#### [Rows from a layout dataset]
********

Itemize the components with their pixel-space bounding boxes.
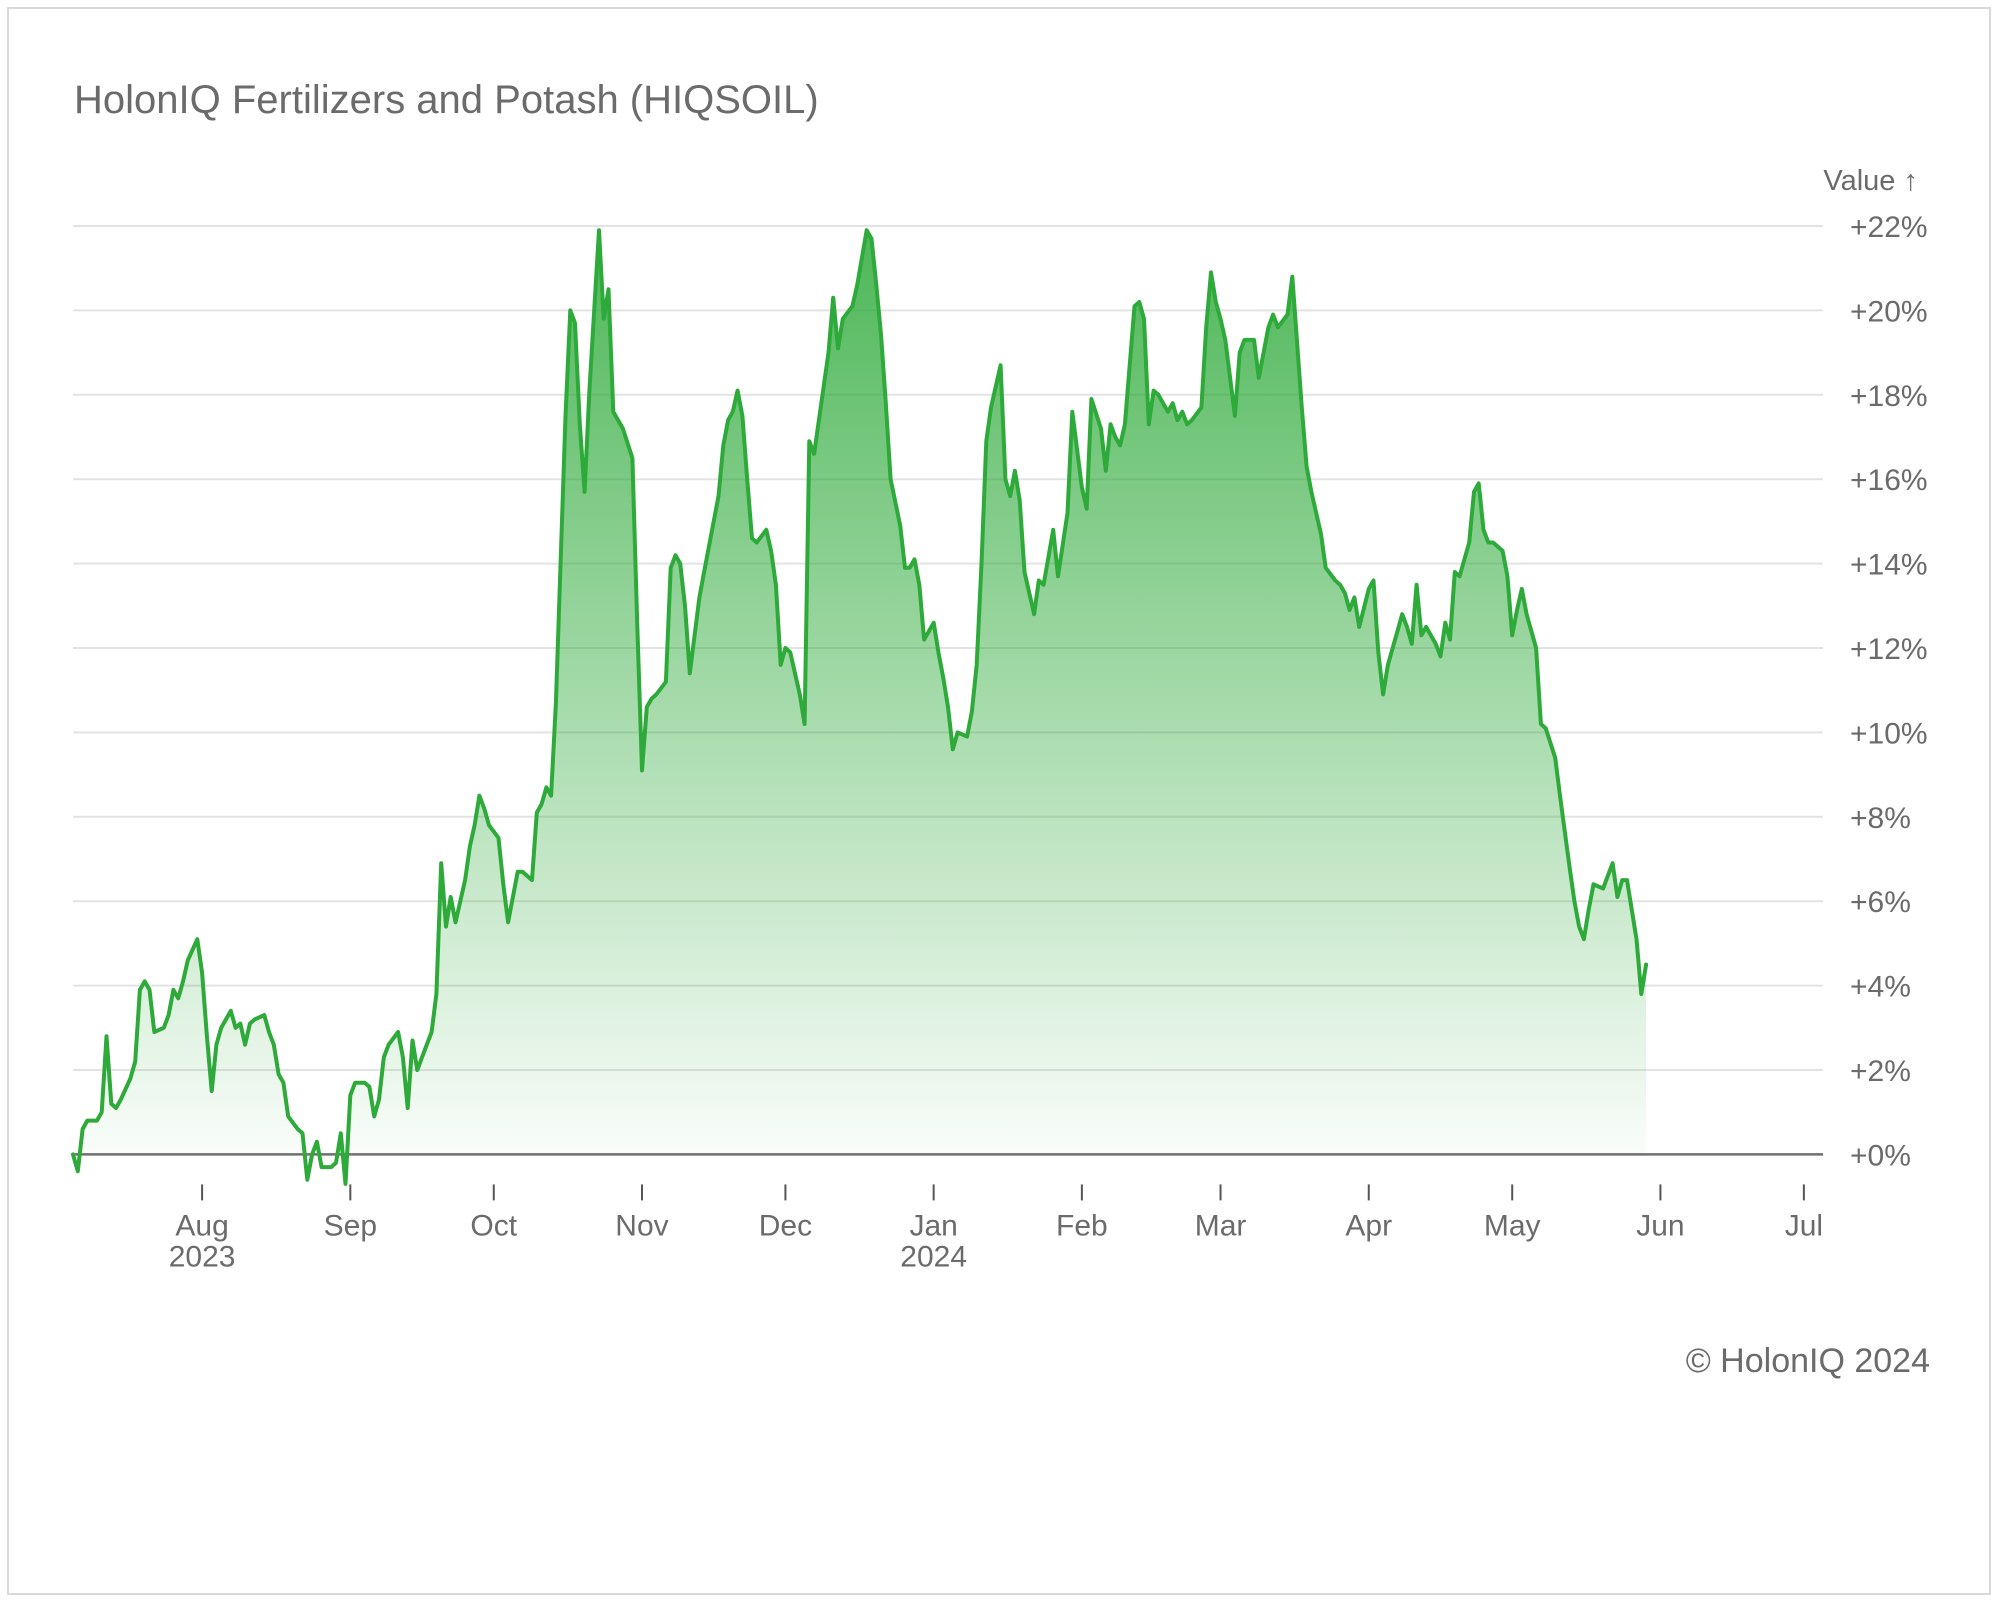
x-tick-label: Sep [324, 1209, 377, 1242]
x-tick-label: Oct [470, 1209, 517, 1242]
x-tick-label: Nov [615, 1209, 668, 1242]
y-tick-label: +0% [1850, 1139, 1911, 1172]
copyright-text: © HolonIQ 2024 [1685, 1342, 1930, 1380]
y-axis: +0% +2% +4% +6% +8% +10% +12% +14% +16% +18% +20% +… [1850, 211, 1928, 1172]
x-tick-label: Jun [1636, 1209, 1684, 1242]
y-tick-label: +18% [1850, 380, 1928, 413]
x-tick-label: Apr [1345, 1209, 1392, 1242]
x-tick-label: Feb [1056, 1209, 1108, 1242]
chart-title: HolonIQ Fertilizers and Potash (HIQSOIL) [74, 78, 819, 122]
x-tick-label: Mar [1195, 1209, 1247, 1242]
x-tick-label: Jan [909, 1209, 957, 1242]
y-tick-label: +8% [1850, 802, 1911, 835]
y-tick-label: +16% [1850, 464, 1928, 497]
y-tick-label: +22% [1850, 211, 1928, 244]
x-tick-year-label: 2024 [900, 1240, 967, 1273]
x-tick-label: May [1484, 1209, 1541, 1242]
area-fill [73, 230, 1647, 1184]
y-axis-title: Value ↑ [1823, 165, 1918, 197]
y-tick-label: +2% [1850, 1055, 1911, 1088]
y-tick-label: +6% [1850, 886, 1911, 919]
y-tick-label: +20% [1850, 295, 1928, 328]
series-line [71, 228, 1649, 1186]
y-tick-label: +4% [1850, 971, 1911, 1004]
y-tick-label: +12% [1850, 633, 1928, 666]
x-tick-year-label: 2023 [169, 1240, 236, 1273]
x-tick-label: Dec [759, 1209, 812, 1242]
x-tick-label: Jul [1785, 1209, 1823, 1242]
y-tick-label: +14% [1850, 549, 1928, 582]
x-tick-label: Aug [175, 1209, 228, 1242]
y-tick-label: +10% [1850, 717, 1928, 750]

********

#### [Given task]
Rewrite every line from the one containing "x-tick-label: Sep [324, 1209, 377, 1242]" down to the one containing "y-tick-label: +16% [1850, 464, 1928, 497]", swapping "x-tick-label" for "month-label" and leaving everything else as it is.

#### [Task response]
month-label: Sep [324, 1209, 377, 1242]
month-label: Oct [470, 1209, 517, 1242]
month-label: Nov [615, 1209, 668, 1242]
y-tick-label: +0% [1850, 1139, 1911, 1172]
copyright-text: © HolonIQ 2024 [1685, 1342, 1930, 1380]
y-axis: +0% +2% +4% +6% +8% +10% +12% +14% +16% +18% +20% +… [1850, 211, 1928, 1172]
month-label: Jun [1636, 1209, 1684, 1242]
y-tick-label: +18% [1850, 380, 1928, 413]
month-label: Apr [1345, 1209, 1392, 1242]
month-label: Feb [1056, 1209, 1108, 1242]
chart-title: HolonIQ Fertilizers and Potash (HIQSOIL) [74, 78, 819, 122]
month-label: Mar [1195, 1209, 1247, 1242]
month-label: Jan [909, 1209, 957, 1242]
y-tick-label: +8% [1850, 802, 1911, 835]
y-tick-label: +16% [1850, 464, 1928, 497]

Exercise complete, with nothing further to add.